_OBJECTIVE_
Below is a block of records; repeat all of them exactly.

_DATASET ROWS_
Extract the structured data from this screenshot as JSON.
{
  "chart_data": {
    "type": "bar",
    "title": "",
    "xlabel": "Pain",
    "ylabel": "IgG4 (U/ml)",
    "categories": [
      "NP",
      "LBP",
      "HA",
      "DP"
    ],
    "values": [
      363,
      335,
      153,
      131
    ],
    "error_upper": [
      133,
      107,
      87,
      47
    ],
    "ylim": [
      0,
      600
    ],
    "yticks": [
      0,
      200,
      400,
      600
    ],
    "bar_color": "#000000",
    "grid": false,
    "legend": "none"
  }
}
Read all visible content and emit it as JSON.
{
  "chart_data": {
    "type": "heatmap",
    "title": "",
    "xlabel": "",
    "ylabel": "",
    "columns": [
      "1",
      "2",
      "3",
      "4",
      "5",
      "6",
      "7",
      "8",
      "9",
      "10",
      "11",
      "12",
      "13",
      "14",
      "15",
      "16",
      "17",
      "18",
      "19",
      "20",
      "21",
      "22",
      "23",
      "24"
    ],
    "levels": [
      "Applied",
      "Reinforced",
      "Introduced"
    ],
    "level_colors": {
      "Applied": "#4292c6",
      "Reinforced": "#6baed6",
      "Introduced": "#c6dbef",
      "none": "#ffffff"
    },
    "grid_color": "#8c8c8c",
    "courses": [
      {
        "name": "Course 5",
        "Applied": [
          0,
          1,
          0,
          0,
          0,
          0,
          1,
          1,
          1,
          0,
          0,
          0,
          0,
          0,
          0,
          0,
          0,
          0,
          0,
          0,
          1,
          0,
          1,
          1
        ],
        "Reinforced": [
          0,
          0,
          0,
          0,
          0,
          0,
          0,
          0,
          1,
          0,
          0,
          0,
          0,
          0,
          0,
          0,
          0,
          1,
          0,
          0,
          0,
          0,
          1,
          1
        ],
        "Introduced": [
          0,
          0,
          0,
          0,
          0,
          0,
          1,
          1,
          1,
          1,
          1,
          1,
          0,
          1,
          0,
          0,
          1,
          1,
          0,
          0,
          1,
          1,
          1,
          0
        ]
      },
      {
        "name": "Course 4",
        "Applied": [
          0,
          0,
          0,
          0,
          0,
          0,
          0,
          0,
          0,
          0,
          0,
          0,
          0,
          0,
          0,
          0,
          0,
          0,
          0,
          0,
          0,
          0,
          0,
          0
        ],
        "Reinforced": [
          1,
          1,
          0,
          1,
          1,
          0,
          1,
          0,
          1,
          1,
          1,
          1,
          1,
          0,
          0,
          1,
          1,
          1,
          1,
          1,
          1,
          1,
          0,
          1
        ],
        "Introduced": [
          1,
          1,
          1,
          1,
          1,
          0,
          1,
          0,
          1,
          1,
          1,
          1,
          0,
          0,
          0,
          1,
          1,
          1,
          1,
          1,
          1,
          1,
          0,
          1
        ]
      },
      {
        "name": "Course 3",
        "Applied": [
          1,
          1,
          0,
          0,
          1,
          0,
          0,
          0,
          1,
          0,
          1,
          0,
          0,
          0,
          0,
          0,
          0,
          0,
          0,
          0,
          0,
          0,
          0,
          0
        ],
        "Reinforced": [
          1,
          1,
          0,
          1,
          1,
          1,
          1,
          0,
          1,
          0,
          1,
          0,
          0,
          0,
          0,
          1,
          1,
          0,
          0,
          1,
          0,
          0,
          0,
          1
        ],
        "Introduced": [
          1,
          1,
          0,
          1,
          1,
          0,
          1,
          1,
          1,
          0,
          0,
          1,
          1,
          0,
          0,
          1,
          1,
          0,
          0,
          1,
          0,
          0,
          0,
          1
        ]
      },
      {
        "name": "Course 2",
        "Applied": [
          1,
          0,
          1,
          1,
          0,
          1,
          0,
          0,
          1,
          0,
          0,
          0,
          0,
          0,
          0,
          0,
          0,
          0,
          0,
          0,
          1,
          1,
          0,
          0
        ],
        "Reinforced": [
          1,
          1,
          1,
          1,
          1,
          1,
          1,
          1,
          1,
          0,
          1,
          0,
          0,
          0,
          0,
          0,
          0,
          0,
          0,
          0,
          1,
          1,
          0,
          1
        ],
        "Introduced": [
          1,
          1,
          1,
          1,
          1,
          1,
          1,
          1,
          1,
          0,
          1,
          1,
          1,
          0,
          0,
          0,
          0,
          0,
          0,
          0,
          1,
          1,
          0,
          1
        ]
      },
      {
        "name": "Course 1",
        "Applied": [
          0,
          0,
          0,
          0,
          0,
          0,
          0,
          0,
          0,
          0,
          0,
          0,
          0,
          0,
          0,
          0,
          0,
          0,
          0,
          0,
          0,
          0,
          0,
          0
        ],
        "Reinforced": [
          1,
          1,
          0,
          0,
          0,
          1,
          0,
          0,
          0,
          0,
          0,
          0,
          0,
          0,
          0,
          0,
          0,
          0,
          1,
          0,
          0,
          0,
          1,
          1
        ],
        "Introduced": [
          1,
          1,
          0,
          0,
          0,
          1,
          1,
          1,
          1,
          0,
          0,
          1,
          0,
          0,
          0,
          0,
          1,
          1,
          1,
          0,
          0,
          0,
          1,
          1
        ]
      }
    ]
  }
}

_ANSWER TO THE TASK_
Extract the structured data from this screenshot as JSON.
{
  "chart_data": {
    "type": "bar",
    "title": "",
    "xlabel": "Pain",
    "ylabel": "IgG4 (U/ml)",
    "categories": [
      "NP",
      "LBP",
      "HA",
      "DP"
    ],
    "values": [
      363,
      335,
      153,
      131
    ],
    "error_upper": [
      133,
      107,
      87,
      47
    ],
    "ylim": [
      0,
      600
    ],
    "yticks": [
      0,
      200,
      400,
      600
    ],
    "bar_color": "#000000",
    "grid": false,
    "legend": "none"
  }
}
Read all visible content and emit it as JSON.
{
  "chart_data": {
    "type": "heatmap",
    "title": "",
    "xlabel": "",
    "ylabel": "",
    "columns": [
      "1",
      "2",
      "3",
      "4",
      "5",
      "6",
      "7",
      "8",
      "9",
      "10",
      "11",
      "12",
      "13",
      "14",
      "15",
      "16",
      "17",
      "18",
      "19",
      "20",
      "21",
      "22",
      "23",
      "24"
    ],
    "levels": [
      "Applied",
      "Reinforced",
      "Introduced"
    ],
    "level_colors": {
      "Applied": "#4292c6",
      "Reinforced": "#6baed6",
      "Introduced": "#c6dbef",
      "none": "#ffffff"
    },
    "grid_color": "#8c8c8c",
    "courses": [
      {
        "name": "Course 5",
        "Applied": [
          0,
          1,
          0,
          0,
          0,
          0,
          1,
          1,
          1,
          0,
          0,
          0,
          0,
          0,
          0,
          0,
          0,
          0,
          0,
          0,
          1,
          0,
          1,
          1
        ],
        "Reinforced": [
          0,
          0,
          0,
          0,
          0,
          0,
          0,
          0,
          1,
          0,
          0,
          0,
          0,
          0,
          0,
          0,
          0,
          1,
          0,
          0,
          0,
          0,
          1,
          1
        ],
        "Introduced": [
          0,
          0,
          0,
          0,
          0,
          0,
          1,
          1,
          1,
          1,
          1,
          1,
          0,
          1,
          0,
          0,
          1,
          1,
          0,
          0,
          1,
          1,
          1,
          0
        ]
      },
      {
        "name": "Course 4",
        "Applied": [
          0,
          0,
          0,
          0,
          0,
          0,
          0,
          0,
          0,
          0,
          0,
          0,
          0,
          0,
          0,
          0,
          0,
          0,
          0,
          0,
          0,
          0,
          0,
          0
        ],
        "Reinforced": [
          1,
          1,
          0,
          1,
          1,
          0,
          1,
          0,
          1,
          1,
          1,
          1,
          1,
          0,
          0,
          1,
          1,
          1,
          1,
          1,
          1,
          1,
          0,
          1
        ],
        "Introduced": [
          1,
          1,
          1,
          1,
          1,
          0,
          1,
          0,
          1,
          1,
          1,
          1,
          0,
          0,
          0,
          1,
          1,
          1,
          1,
          1,
          1,
          1,
          0,
          1
        ]
      },
      {
        "name": "Course 3",
        "Applied": [
          1,
          1,
          0,
          0,
          1,
          0,
          0,
          0,
          1,
          0,
          1,
          0,
          0,
          0,
          0,
          0,
          0,
          0,
          0,
          0,
          0,
          0,
          0,
          0
        ],
        "Reinforced": [
          1,
          1,
          0,
          1,
          1,
          1,
          1,
          0,
          1,
          0,
          1,
          0,
          0,
          0,
          0,
          1,
          1,
          0,
          0,
          1,
          0,
          0,
          0,
          1
        ],
        "Introduced": [
          1,
          1,
          0,
          1,
          1,
          0,
          1,
          1,
          1,
          0,
          0,
          1,
          1,
          0,
          0,
          1,
          1,
          0,
          0,
          1,
          0,
          0,
          0,
          1
        ]
      },
      {
        "name": "Course 2",
        "Applied": [
          1,
          0,
          1,
          1,
          0,
          1,
          0,
          0,
          1,
          0,
          0,
          0,
          0,
          0,
          0,
          0,
          0,
          0,
          0,
          0,
          1,
          1,
          0,
          0
        ],
        "Reinforced": [
          1,
          1,
          1,
          1,
          1,
          1,
          1,
          1,
          1,
          0,
          1,
          0,
          0,
          0,
          0,
          0,
          0,
          0,
          0,
          0,
          1,
          1,
          0,
          1
        ],
        "Introduced": [
          1,
          1,
          1,
          1,
          1,
          1,
          1,
          1,
          1,
          0,
          1,
          1,
          1,
          0,
          0,
          0,
          0,
          0,
          0,
          0,
          1,
          1,
          0,
          1
        ]
      },
      {
        "name": "Course 1",
        "Applied": [
          0,
          0,
          0,
          0,
          0,
          0,
          0,
          0,
          0,
          0,
          0,
          0,
          0,
          0,
          0,
          0,
          0,
          0,
          0,
          0,
          0,
          0,
          0,
          0
        ],
        "Reinforced": [
          1,
          1,
          0,
          0,
          0,
          1,
          0,
          0,
          0,
          0,
          0,
          0,
          0,
          0,
          0,
          0,
          0,
          0,
          1,
          0,
          0,
          0,
          1,
          1
        ],
        "Introduced": [
          1,
          1,
          0,
          0,
          0,
          1,
          1,
          1,
          1,
          0,
          0,
          1,
          0,
          0,
          0,
          0,
          1,
          1,
          1,
          0,
          0,
          0,
          1,
          1
        ]
      }
    ]
  }
}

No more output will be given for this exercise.